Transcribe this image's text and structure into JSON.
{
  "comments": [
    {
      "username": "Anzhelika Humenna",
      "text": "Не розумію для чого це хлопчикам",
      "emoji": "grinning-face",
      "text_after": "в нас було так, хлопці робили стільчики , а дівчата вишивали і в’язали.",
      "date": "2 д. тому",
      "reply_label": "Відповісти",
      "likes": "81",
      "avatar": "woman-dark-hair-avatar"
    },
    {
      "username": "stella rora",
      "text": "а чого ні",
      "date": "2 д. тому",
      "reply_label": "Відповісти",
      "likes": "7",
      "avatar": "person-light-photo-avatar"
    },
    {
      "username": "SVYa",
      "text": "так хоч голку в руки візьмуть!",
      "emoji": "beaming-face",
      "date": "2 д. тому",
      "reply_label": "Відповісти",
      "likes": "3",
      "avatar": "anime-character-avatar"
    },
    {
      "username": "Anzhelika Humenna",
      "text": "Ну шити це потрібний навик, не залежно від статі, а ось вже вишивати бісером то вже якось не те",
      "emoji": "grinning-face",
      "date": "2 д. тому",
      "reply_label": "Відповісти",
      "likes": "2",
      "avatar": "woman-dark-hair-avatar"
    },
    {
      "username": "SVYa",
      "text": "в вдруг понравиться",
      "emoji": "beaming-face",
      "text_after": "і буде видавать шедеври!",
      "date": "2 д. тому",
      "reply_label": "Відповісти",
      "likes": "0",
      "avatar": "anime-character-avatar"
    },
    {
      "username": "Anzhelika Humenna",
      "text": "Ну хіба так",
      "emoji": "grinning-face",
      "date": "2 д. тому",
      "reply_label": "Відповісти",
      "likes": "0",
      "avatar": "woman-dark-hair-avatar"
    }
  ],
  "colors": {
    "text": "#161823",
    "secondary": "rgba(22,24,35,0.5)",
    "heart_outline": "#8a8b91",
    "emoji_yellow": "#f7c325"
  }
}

..............................

Work to do: Set down the listing in full, keeping every word exactly as it is.

Answer below:
Transcribe this image's text and structure into JSON.
{
  "comments": [
    {
      "username": "Anzhelika Humenna",
      "text": "Не розумію для чого це хлопчикам",
      "emoji": "grinning-face",
      "text_after": "в нас було так, хлопці робили стільчики , а дівчата вишивали і в’язали.",
      "date": "2 д. тому",
      "reply_label": "Відповісти",
      "likes": "81",
      "avatar": "woman-dark-hair-avatar"
    },
    {
      "username": "stella rora",
      "text": "а чого ні",
      "date": "2 д. тому",
      "reply_label": "Відповісти",
      "likes": "7",
      "avatar": "person-light-photo-avatar"
    },
    {
      "username": "SVYa",
      "text": "так хоч голку в руки візьмуть!",
      "emoji": "beaming-face",
      "date": "2 д. тому",
      "reply_label": "Відповісти",
      "likes": "3",
      "avatar": "anime-character-avatar"
    },
    {
      "username": "Anzhelika Humenna",
      "text": "Ну шити це потрібний навик, не залежно від статі, а ось вже вишивати бісером то вже якось не те",
      "emoji": "grinning-face",
      "date": "2 д. тому",
      "reply_label": "Відповісти",
      "likes": "2",
      "avatar": "woman-dark-hair-avatar"
    },
    {
      "username": "SVYa",
      "text": "в вдруг понравиться",
      "emoji": "beaming-face",
      "text_after": "і буде видавать шедеври!",
      "date": "2 д. тому",
      "reply_label": "Відповісти",
      "likes": "0",
      "avatar": "anime-character-avatar"
    },
    {
      "username": "Anzhelika Humenna",
      "text": "Ну хіба так",
      "emoji": "grinning-face",
      "date": "2 д. тому",
      "reply_label": "Відповісти",
      "likes": "0",
      "avatar": "woman-dark-hair-avatar"
    }
  ],
  "colors": {
    "text": "#161823",
    "secondary": "rgba(22,24,35,0.5)",
    "heart_outline": "#8a8b91",
    "emoji_yellow": "#f7c325"
  }
}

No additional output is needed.